Part of a data file
-.-.-
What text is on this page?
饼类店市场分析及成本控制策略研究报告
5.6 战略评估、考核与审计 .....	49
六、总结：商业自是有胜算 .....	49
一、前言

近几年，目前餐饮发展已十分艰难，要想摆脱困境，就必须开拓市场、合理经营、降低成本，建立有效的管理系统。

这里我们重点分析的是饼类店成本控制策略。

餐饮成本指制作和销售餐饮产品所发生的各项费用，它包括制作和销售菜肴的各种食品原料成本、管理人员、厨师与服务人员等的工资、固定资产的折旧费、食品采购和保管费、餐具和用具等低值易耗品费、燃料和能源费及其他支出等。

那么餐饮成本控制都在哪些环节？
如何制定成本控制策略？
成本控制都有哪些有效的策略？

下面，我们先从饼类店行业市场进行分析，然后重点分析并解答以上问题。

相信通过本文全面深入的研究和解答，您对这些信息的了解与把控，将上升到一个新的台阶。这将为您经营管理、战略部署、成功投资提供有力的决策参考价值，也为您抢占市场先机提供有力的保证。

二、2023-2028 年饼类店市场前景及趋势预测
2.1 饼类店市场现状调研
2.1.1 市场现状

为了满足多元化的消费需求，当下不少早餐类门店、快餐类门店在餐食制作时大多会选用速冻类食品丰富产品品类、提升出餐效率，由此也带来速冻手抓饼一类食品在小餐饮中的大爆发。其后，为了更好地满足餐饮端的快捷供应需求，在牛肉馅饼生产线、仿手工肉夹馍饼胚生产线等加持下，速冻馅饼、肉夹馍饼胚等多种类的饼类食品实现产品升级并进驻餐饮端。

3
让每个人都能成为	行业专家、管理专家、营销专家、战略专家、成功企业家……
-.-.-
● SET TASK
Repeat every entry exactly, please.

● OUTPUT FOR THIS EXERCISE
What text is on this page?
饼类店市场分析及成本控制策略研究报告
5.6 战略评估、考核与审计 .....	49
六、总结：商业自是有胜算 .....	49
一、前言

近几年，目前餐饮发展已十分艰难，要想摆脱困境，就必须开拓市场、合理经营、降低成本，建立有效的管理系统。

这里我们重点分析的是饼类店成本控制策略。

餐饮成本指制作和销售餐饮产品所发生的各项费用，它包括制作和销售菜肴的各种食品原料成本、管理人员、厨师与服务人员等的工资、固定资产的折旧费、食品采购和保管费、餐具和用具等低值易耗品费、燃料和能源费及其他支出等。

那么餐饮成本控制都在哪些环节？
如何制定成本控制策略？
成本控制都有哪些有效的策略？

下面，我们先从饼类店行业市场进行分析，然后重点分析并解答以上问题。

相信通过本文全面深入的研究和解答，您对这些信息的了解与把控，将上升到一个新的台阶。这将为您经营管理、战略部署、成功投资提供有力的决策参考价值，也为您抢占市场先机提供有力的保证。

二、2023-2028 年饼类店市场前景及趋势预测
2.1 饼类店市场现状调研
2.1.1 市场现状

为了满足多元化的消费需求，当下不少早餐类门店、快餐类门店在餐食制作时大多会选用速冻类食品丰富产品品类、提升出餐效率，由此也带来速冻手抓饼一类食品在小餐饮中的大爆发。其后，为了更好地满足餐饮端的快捷供应需求，在牛肉馅饼生产线、仿手工肉夹馍饼胚生产线等加持下，速冻馅饼、肉夹馍饼胚等多种类的饼类食品实现产品升级并进驻餐饮端。

3
让每个人都能成为	行业专家、管理专家、营销专家、战略专家、成功企业家……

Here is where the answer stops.